Source data:
# # # # #

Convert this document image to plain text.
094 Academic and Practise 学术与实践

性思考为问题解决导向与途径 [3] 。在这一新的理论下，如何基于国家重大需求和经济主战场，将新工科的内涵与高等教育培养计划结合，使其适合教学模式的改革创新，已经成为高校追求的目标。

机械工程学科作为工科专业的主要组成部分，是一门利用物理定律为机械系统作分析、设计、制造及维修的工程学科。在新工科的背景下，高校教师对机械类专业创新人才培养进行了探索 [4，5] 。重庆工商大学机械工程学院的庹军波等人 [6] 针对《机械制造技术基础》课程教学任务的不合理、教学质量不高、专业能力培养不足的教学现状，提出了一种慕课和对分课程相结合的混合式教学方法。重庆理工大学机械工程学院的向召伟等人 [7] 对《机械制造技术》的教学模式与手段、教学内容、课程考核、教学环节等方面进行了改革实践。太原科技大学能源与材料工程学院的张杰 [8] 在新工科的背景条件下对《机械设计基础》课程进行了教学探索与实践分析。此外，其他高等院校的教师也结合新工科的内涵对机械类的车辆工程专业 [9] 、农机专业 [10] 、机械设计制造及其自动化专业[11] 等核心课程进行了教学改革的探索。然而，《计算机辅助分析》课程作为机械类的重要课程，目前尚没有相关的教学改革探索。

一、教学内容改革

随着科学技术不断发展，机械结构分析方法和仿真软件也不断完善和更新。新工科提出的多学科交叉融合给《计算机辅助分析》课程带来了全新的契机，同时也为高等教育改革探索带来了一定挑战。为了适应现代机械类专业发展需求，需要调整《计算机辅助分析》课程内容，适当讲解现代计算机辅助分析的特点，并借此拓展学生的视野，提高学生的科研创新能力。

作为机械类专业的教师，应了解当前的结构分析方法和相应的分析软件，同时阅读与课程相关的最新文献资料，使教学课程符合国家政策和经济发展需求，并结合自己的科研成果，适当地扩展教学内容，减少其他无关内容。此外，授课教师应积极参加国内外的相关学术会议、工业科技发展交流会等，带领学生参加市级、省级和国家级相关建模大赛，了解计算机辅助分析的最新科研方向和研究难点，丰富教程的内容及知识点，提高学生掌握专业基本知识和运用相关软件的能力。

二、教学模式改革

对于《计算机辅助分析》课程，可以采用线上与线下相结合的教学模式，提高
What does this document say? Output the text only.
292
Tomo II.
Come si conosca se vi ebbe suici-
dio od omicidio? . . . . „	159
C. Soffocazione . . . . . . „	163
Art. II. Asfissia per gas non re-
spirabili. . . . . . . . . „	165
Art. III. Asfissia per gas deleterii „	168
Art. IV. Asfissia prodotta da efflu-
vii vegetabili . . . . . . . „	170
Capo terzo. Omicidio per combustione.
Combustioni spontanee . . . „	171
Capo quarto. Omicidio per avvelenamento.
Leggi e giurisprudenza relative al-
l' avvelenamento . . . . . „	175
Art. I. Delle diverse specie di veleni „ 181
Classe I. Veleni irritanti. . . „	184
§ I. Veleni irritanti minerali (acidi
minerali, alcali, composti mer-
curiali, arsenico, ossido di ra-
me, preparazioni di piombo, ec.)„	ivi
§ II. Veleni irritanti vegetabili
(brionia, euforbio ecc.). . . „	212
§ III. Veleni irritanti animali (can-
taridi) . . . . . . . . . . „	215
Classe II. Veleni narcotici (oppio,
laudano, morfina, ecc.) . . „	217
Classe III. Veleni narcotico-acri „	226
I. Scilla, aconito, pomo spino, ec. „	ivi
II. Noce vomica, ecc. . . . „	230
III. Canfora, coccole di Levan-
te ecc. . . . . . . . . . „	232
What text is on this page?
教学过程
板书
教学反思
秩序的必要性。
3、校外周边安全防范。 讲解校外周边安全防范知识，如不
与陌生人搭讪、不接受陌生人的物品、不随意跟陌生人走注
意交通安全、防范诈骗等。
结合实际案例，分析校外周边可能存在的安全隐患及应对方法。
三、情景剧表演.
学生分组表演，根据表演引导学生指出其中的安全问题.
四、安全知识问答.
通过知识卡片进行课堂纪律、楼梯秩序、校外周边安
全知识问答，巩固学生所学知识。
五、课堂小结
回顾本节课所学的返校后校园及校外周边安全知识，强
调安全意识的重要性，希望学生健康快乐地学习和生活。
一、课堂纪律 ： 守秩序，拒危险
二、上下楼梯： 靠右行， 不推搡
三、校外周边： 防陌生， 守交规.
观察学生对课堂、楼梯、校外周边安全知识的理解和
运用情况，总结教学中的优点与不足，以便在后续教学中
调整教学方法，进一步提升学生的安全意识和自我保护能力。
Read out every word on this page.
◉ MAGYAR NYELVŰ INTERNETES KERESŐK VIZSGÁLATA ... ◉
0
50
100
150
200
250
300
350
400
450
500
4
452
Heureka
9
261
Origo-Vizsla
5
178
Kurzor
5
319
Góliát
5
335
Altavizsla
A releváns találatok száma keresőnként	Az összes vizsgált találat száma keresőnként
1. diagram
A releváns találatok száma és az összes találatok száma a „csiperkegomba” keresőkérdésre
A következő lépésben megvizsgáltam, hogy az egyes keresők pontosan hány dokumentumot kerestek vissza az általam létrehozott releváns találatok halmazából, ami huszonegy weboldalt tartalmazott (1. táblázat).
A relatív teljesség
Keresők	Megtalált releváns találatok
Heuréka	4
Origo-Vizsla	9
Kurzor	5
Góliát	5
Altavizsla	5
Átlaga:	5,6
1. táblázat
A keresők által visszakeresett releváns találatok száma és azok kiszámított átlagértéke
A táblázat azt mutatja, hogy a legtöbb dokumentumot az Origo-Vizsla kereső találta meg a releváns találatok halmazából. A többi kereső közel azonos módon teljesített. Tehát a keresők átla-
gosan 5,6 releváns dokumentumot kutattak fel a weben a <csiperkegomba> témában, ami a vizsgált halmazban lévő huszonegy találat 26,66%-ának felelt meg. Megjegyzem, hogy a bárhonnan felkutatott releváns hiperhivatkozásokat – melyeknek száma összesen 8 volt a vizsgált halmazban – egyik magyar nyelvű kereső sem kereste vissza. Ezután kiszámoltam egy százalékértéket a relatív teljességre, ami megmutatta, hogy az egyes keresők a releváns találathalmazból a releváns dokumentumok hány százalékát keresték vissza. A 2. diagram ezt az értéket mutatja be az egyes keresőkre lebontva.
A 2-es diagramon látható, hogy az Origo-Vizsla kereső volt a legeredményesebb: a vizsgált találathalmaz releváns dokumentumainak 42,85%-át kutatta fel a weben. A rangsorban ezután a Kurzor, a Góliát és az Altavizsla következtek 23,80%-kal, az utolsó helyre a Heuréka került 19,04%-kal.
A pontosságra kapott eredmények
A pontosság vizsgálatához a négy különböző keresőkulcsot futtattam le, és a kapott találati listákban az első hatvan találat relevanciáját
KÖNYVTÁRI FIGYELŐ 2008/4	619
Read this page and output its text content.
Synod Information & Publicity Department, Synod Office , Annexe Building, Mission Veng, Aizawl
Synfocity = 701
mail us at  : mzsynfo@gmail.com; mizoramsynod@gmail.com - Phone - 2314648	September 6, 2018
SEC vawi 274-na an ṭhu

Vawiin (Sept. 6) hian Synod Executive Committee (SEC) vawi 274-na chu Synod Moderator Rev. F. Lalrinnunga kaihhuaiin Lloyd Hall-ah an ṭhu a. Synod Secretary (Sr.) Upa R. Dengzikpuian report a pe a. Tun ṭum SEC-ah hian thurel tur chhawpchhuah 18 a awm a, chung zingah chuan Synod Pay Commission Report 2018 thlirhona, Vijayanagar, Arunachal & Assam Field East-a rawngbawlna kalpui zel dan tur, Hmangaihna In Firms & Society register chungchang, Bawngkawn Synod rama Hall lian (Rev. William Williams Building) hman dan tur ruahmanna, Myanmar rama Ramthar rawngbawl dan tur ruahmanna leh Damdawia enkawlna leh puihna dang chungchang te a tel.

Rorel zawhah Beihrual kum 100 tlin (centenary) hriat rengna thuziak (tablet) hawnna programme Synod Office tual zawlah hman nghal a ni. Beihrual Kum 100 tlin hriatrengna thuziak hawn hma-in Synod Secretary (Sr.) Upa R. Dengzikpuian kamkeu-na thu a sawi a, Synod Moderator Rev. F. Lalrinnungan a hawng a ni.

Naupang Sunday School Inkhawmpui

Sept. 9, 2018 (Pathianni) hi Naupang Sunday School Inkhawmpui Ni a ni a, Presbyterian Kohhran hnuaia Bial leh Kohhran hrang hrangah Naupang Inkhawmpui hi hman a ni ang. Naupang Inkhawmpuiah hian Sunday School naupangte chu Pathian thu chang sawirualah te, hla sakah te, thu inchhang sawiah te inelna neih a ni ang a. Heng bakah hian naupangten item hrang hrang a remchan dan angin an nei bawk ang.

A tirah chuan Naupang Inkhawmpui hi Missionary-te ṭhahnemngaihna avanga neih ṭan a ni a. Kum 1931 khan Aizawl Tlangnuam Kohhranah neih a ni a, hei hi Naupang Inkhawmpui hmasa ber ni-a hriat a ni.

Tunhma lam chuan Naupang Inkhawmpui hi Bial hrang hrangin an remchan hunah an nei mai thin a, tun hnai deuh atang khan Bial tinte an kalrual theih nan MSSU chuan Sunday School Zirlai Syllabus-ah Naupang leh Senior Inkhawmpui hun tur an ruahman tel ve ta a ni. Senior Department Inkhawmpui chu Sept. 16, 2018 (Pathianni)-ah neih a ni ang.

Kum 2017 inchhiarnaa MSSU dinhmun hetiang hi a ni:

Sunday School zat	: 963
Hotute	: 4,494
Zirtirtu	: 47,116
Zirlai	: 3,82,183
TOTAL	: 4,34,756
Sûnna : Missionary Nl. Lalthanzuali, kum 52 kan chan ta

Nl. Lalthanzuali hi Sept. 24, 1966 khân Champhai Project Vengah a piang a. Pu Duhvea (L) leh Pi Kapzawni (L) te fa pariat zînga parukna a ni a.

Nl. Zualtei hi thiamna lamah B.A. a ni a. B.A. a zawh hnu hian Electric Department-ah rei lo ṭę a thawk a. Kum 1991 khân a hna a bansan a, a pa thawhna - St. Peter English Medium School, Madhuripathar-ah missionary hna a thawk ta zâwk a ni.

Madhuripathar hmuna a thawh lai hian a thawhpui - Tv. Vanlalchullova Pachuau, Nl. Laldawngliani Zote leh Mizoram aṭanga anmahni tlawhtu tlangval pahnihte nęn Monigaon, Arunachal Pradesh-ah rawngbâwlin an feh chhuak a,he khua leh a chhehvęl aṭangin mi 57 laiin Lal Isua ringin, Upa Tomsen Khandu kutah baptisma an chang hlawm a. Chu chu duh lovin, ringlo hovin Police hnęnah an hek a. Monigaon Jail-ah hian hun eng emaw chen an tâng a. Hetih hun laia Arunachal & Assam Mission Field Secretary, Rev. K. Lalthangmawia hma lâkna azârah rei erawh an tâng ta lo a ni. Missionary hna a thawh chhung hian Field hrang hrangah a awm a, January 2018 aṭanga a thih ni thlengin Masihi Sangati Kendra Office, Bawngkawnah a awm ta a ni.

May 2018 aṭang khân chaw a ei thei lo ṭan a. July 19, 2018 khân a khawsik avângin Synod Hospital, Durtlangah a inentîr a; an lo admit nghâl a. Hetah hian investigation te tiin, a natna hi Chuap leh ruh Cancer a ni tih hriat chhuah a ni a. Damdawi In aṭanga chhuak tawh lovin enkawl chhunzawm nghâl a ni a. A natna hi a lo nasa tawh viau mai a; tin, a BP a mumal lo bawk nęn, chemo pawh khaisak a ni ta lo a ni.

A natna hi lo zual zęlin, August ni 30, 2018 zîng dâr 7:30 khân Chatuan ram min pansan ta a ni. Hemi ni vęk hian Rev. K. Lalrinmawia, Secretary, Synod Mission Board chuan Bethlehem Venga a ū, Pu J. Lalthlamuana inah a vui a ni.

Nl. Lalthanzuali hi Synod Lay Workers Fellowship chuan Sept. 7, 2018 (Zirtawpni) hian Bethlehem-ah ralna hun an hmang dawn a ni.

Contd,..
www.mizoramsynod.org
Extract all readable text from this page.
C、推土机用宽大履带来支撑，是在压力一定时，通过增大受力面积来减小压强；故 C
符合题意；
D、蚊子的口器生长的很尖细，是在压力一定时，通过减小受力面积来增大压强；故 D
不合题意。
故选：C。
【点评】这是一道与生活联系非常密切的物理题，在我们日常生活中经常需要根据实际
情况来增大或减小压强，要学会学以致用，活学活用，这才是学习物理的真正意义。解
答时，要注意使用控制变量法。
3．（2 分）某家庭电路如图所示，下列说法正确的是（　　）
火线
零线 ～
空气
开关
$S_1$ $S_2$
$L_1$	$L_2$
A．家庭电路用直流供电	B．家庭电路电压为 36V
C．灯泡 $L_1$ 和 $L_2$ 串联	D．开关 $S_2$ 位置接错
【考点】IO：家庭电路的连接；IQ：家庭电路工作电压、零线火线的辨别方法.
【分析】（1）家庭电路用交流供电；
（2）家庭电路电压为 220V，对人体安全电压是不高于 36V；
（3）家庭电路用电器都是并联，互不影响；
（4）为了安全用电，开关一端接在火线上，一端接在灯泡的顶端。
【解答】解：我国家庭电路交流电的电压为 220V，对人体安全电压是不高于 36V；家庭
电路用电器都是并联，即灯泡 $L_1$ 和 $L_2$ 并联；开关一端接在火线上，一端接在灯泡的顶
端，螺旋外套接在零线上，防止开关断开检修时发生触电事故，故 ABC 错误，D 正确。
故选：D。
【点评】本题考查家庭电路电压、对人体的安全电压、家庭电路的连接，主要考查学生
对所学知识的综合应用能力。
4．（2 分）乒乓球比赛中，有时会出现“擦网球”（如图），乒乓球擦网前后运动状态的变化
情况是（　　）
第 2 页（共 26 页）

# # # # #

Can you quote exactly the lines from the one containing "Extract all readable text from this page." through the last line of the records above, and nothing else?

Correct response =
Extract all readable text from this page.
C、推土机用宽大履带来支撑，是在压力一定时，通过增大受力面积来减小压强；故 C
符合题意；
D、蚊子的口器生长的很尖细，是在压力一定时，通过减小受力面积来增大压强；故 D
不合题意。
故选：C。
【点评】这是一道与生活联系非常密切的物理题，在我们日常生活中经常需要根据实际
情况来增大或减小压强，要学会学以致用，活学活用，这才是学习物理的真正意义。解
答时，要注意使用控制变量法。
3．（2 分）某家庭电路如图所示，下列说法正确的是（　　）
火线
零线 ～
空气
开关
$S_1$ $S_2$
$L_1$	$L_2$
A．家庭电路用直流供电	B．家庭电路电压为 36V
C．灯泡 $L_1$ 和 $L_2$ 串联	D．开关 $S_2$ 位置接错
【考点】IO：家庭电路的连接；IQ：家庭电路工作电压、零线火线的辨别方法.
【分析】（1）家庭电路用交流供电；
（2）家庭电路电压为 220V，对人体安全电压是不高于 36V；
（3）家庭电路用电器都是并联，互不影响；
（4）为了安全用电，开关一端接在火线上，一端接在灯泡的顶端。
【解答】解：我国家庭电路交流电的电压为 220V，对人体安全电压是不高于 36V；家庭
电路用电器都是并联，即灯泡 $L_1$ 和 $L_2$ 并联；开关一端接在火线上，一端接在灯泡的顶
端，螺旋外套接在零线上，防止开关断开检修时发生触电事故，故 ABC 错误，D 正确。
故选：D。
【点评】本题考查家庭电路电压、对人体的安全电压、家庭电路的连接，主要考查学生
对所学知识的综合应用能力。
4．（2 分）乒乓球比赛中，有时会出现“擦网球”（如图），乒乓球擦网前后运动状态的变化
情况是（　　）
第 2 页（共 26 页）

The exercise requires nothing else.